■ **Stated task**: What is the number of lines holding the word "title"? Give that number alone.

■ **Records supplied**:
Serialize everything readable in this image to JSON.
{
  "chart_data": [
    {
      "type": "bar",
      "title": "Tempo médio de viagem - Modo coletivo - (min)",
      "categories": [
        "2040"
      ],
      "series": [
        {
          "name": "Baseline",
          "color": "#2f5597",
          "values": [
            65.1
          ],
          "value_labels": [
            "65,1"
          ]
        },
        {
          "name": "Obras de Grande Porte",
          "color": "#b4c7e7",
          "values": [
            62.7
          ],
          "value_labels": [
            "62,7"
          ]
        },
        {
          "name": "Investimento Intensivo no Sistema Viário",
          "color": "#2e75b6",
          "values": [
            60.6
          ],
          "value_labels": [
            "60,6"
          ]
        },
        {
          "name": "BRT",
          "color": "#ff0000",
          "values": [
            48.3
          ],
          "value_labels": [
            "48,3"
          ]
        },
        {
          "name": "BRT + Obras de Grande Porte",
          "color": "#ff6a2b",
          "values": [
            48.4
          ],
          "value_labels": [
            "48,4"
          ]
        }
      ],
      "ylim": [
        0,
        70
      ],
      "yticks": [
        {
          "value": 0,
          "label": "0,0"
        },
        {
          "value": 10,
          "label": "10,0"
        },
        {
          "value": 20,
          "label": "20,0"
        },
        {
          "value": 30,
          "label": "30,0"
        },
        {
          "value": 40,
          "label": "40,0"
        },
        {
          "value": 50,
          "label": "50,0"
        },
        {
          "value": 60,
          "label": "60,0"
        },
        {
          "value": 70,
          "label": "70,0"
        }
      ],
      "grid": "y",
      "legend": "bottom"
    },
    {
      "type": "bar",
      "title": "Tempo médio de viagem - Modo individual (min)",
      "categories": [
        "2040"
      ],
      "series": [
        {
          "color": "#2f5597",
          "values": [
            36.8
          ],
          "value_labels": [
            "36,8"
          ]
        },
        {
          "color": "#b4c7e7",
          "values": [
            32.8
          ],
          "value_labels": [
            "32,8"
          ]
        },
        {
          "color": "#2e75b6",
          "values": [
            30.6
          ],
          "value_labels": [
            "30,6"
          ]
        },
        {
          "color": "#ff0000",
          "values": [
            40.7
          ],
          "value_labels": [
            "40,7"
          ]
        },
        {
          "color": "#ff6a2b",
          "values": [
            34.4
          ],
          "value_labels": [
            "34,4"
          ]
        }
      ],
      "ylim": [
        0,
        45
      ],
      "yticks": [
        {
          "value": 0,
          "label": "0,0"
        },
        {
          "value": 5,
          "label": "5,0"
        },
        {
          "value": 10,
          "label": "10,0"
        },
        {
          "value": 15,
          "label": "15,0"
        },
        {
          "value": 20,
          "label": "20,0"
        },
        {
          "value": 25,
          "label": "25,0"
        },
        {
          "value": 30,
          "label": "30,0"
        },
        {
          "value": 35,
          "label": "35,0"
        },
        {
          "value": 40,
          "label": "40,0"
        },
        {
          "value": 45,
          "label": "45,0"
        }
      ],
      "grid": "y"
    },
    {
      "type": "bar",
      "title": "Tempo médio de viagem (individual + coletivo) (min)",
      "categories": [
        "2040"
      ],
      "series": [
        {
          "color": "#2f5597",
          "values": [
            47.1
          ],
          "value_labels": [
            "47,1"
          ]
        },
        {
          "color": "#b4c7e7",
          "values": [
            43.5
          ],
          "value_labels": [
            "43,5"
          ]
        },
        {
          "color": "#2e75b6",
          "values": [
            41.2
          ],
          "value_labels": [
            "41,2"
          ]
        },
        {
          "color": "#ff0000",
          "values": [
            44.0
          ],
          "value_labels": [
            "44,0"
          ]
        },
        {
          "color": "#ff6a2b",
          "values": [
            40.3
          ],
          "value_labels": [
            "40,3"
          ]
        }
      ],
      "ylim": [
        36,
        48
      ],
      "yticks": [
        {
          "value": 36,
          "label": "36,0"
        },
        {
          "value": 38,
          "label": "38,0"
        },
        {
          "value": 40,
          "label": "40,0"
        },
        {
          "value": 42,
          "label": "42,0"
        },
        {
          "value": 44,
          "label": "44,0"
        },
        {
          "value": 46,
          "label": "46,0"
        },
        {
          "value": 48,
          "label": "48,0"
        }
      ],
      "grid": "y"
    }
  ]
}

■ **Response for this exercise**: 3